- _GIVEN ENTRIES_
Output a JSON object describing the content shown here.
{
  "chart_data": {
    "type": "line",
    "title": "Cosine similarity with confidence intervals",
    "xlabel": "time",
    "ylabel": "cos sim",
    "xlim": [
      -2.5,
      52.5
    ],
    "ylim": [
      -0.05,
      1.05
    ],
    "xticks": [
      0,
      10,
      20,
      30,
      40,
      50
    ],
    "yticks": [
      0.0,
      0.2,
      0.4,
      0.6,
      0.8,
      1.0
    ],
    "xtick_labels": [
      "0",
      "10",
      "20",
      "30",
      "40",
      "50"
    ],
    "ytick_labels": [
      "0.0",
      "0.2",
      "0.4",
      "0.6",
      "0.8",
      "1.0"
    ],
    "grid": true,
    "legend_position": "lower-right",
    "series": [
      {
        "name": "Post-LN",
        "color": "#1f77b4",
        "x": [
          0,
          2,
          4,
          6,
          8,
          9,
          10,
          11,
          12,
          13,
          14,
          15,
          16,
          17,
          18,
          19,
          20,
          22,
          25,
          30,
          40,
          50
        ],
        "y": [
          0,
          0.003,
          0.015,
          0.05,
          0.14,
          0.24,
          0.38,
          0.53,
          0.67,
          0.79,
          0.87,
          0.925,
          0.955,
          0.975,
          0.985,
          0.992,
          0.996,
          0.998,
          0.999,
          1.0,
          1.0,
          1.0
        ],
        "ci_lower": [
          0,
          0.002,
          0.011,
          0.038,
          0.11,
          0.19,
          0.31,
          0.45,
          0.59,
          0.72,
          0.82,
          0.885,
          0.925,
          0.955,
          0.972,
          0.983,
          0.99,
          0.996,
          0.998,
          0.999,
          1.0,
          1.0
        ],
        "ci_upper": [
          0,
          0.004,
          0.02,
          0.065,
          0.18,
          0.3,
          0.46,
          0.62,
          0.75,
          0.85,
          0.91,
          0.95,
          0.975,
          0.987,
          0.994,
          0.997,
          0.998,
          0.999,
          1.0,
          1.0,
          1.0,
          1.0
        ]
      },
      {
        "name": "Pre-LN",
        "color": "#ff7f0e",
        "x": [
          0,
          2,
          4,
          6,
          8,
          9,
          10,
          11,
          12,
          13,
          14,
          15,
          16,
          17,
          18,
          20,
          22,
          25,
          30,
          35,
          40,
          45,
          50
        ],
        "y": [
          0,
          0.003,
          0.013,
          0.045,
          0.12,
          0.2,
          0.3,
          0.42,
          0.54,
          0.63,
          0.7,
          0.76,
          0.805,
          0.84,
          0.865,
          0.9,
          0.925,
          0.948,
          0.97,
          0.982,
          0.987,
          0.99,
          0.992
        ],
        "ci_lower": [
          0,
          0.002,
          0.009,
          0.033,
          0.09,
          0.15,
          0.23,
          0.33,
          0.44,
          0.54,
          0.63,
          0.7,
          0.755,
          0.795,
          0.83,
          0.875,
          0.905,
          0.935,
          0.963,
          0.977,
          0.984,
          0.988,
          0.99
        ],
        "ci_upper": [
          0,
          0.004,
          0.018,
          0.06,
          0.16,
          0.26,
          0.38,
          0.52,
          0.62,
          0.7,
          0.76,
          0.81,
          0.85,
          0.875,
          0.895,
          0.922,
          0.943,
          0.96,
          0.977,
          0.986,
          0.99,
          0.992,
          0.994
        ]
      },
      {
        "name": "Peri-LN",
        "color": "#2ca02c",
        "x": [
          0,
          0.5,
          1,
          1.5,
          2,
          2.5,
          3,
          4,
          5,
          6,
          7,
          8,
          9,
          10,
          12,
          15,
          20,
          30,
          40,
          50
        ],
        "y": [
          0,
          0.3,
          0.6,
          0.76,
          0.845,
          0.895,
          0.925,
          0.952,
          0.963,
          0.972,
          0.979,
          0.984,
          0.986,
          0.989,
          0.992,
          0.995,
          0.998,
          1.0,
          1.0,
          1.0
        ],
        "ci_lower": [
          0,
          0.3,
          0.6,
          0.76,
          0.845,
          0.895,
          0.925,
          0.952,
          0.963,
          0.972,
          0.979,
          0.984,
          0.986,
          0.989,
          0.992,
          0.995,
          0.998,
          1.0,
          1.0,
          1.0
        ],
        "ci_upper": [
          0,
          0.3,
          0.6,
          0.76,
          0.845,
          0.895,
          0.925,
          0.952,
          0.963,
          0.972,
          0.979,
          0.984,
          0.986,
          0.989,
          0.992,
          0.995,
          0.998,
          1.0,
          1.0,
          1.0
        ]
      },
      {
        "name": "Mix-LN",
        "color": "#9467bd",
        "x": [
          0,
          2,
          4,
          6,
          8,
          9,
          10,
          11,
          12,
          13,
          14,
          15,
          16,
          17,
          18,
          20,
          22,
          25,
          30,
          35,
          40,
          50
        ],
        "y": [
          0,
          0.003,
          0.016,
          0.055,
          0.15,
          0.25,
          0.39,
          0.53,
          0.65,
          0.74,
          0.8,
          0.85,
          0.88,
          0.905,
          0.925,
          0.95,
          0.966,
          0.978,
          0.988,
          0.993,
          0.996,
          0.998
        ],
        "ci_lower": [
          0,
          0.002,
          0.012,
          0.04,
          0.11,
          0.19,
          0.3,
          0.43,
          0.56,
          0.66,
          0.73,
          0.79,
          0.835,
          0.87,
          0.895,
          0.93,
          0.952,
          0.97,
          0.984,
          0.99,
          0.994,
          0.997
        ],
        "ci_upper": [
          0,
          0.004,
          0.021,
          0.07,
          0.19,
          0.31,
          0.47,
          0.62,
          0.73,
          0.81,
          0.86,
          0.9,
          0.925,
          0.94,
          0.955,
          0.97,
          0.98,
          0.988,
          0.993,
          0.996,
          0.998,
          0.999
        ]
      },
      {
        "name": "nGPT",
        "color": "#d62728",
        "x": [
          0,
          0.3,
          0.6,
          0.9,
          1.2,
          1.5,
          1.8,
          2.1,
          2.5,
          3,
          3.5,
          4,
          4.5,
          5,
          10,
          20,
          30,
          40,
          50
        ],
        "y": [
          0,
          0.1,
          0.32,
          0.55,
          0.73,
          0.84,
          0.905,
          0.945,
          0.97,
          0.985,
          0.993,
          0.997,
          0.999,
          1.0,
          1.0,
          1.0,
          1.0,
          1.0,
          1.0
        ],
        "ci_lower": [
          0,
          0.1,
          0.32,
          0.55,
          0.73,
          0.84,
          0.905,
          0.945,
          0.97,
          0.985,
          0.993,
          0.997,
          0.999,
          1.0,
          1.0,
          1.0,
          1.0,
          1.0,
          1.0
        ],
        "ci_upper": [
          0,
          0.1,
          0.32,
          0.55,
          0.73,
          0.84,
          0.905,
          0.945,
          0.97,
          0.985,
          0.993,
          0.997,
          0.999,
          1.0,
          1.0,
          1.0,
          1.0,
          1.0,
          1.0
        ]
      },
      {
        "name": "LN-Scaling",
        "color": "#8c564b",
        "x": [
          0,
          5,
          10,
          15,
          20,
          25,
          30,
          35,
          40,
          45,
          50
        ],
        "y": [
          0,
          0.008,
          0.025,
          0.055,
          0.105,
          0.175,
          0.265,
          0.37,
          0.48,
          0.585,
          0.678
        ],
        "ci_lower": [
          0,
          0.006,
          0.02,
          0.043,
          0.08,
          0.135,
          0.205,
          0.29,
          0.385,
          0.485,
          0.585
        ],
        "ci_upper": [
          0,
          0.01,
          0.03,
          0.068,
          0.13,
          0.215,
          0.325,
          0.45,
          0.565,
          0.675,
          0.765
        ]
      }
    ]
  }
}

- _TASK INSTRUCTIONS_
Using the data above, output each line exactly.

- _EXERCISE RESPONSE_
Output a JSON object describing the content shown here.
{
  "chart_data": {
    "type": "line",
    "title": "Cosine similarity with confidence intervals",
    "xlabel": "time",
    "ylabel": "cos sim",
    "xlim": [
      -2.5,
      52.5
    ],
    "ylim": [
      -0.05,
      1.05
    ],
    "xticks": [
      0,
      10,
      20,
      30,
      40,
      50
    ],
    "yticks": [
      0.0,
      0.2,
      0.4,
      0.6,
      0.8,
      1.0
    ],
    "xtick_labels": [
      "0",
      "10",
      "20",
      "30",
      "40",
      "50"
    ],
    "ytick_labels": [
      "0.0",
      "0.2",
      "0.4",
      "0.6",
      "0.8",
      "1.0"
    ],
    "grid": true,
    "legend_position": "lower-right",
    "series": [
      {
        "name": "Post-LN",
        "color": "#1f77b4",
        "x": [
          0,
          2,
          4,
          6,
          8,
          9,
          10,
          11,
          12,
          13,
          14,
          15,
          16,
          17,
          18,
          19,
          20,
          22,
          25,
          30,
          40,
          50
        ],
        "y": [
          0,
          0.003,
          0.015,
          0.05,
          0.14,
          0.24,
          0.38,
          0.53,
          0.67,
          0.79,
          0.87,
          0.925,
          0.955,
          0.975,
          0.985,
          0.992,
          0.996,
          0.998,
          0.999,
          1.0,
          1.0,
          1.0
        ],
        "ci_lower": [
          0,
          0.002,
          0.011,
          0.038,
          0.11,
          0.19,
          0.31,
          0.45,
          0.59,
          0.72,
          0.82,
          0.885,
          0.925,
          0.955,
          0.972,
          0.983,
          0.99,
          0.996,
          0.998,
          0.999,
          1.0,
          1.0
        ],
        "ci_upper": [
          0,
          0.004,
          0.02,
          0.065,
          0.18,
          0.3,
          0.46,
          0.62,
          0.75,
          0.85,
          0.91,
          0.95,
          0.975,
          0.987,
          0.994,
          0.997,
          0.998,
          0.999,
          1.0,
          1.0,
          1.0,
          1.0
        ]
      },
      {
        "name": "Pre-LN",
        "color": "#ff7f0e",
        "x": [
          0,
          2,
          4,
          6,
          8,
          9,
          10,
          11,
          12,
          13,
          14,
          15,
          16,
          17,
          18,
          20,
          22,
          25,
          30,
          35,
          40,
          45,
          50
        ],
        "y": [
          0,
          0.003,
          0.013,
          0.045,
          0.12,
          0.2,
          0.3,
          0.42,
          0.54,
          0.63,
          0.7,
          0.76,
          0.805,
          0.84,
          0.865,
          0.9,
          0.925,
          0.948,
          0.97,
          0.982,
          0.987,
          0.99,
          0.992
        ],
        "ci_lower": [
          0,
          0.002,
          0.009,
          0.033,
          0.09,
          0.15,
          0.23,
          0.33,
          0.44,
          0.54,
          0.63,
          0.7,
          0.755,
          0.795,
          0.83,
          0.875,
          0.905,
          0.935,
          0.963,
          0.977,
          0.984,
          0.988,
          0.99
        ],
        "ci_upper": [
          0,
          0.004,
          0.018,
          0.06,
          0.16,
          0.26,
          0.38,
          0.52,
          0.62,
          0.7,
          0.76,
          0.81,
          0.85,
          0.875,
          0.895,
          0.922,
          0.943,
          0.96,
          0.977,
          0.986,
          0.99,
          0.992,
          0.994
        ]
      },
      {
        "name": "Peri-LN",
        "color": "#2ca02c",
        "x": [
          0,
          0.5,
          1,
          1.5,
          2,
          2.5,
          3,
          4,
          5,
          6,
          7,
          8,
          9,
          10,
          12,
          15,
          20,
          30,
          40,
          50
        ],
        "y": [
          0,
          0.3,
          0.6,
          0.76,
          0.845,
          0.895,
          0.925,
          0.952,
          0.963,
          0.972,
          0.979,
          0.984,
          0.986,
          0.989,
          0.992,
          0.995,
          0.998,
          1.0,
          1.0,
          1.0
        ],
        "ci_lower": [
          0,
          0.3,
          0.6,
          0.76,
          0.845,
          0.895,
          0.925,
          0.952,
          0.963,
          0.972,
          0.979,
          0.984,
          0.986,
          0.989,
          0.992,
          0.995,
          0.998,
          1.0,
          1.0,
          1.0
        ],
        "ci_upper": [
          0,
          0.3,
          0.6,
          0.76,
          0.845,
          0.895,
          0.925,
          0.952,
          0.963,
          0.972,
          0.979,
          0.984,
          0.986,
          0.989,
          0.992,
          0.995,
          0.998,
          1.0,
          1.0,
          1.0
        ]
      },
      {
        "name": "Mix-LN",
        "color": "#9467bd",
        "x": [
          0,
          2,
          4,
          6,
          8,
          9,
          10,
          11,
          12,
          13,
          14,
          15,
          16,
          17,
          18,
          20,
          22,
          25,
          30,
          35,
          40,
          50
        ],
        "y": [
          0,
          0.003,
          0.016,
          0.055,
          0.15,
          0.25,
          0.39,
          0.53,
          0.65,
          0.74,
          0.8,
          0.85,
          0.88,
          0.905,
          0.925,
          0.95,
          0.966,
          0.978,
          0.988,
          0.993,
          0.996,
          0.998
        ],
        "ci_lower": [
          0,
          0.002,
          0.012,
          0.04,
          0.11,
          0.19,
          0.3,
          0.43,
          0.56,
          0.66,
          0.73,
          0.79,
          0.835,
          0.87,
          0.895,
          0.93,
          0.952,
          0.97,
          0.984,
          0.99,
          0.994,
          0.997
        ],
        "ci_upper": [
          0,
          0.004,
          0.021,
          0.07,
          0.19,
          0.31,
          0.47,
          0.62,
          0.73,
          0.81,
          0.86,
          0.9,
          0.925,
          0.94,
          0.955,
          0.97,
          0.98,
          0.988,
          0.993,
          0.996,
          0.998,
          0.999
        ]
      },
      {
        "name": "nGPT",
        "color": "#d62728",
        "x": [
          0,
          0.3,
          0.6,
          0.9,
          1.2,
          1.5,
          1.8,
          2.1,
          2.5,
          3,
          3.5,
          4,
          4.5,
          5,
          10,
          20,
          30,
          40,
          50
        ],
        "y": [
          0,
          0.1,
          0.32,
          0.55,
          0.73,
          0.84,
          0.905,
          0.945,
          0.97,
          0.985,
          0.993,
          0.997,
          0.999,
          1.0,
          1.0,
          1.0,
          1.0,
          1.0,
          1.0
        ],
        "ci_lower": [
          0,
          0.1,
          0.32,
          0.55,
          0.73,
          0.84,
          0.905,
          0.945,
          0.97,
          0.985,
          0.993,
          0.997,
          0.999,
          1.0,
          1.0,
          1.0,
          1.0,
          1.0,
          1.0
        ],
        "ci_upper": [
          0,
          0.1,
          0.32,
          0.55,
          0.73,
          0.84,
          0.905,
          0.945,
          0.97,
          0.985,
          0.993,
          0.997,
          0.999,
          1.0,
          1.0,
          1.0,
          1.0,
          1.0,
          1.0
        ]
      },
      {
        "name": "LN-Scaling",
        "color": "#8c564b",
        "x": [
          0,
          5,
          10,
          15,
          20,
          25,
          30,
          35,
          40,
          45,
          50
        ],
        "y": [
          0,
          0.008,
          0.025,
          0.055,
          0.105,
          0.175,
          0.265,
          0.37,
          0.48,
          0.585,
          0.678
        ],
        "ci_lower": [
          0,
          0.006,
          0.02,
          0.043,
          0.08,
          0.135,
          0.205,
          0.29,
          0.385,
          0.485,
          0.585
        ],
        "ci_upper": [
          0,
          0.01,
          0.03,
          0.068,
          0.13,
          0.215,
          0.325,
          0.45,
          0.565,
          0.675,
          0.765
        ]
      }
    ]
  }
}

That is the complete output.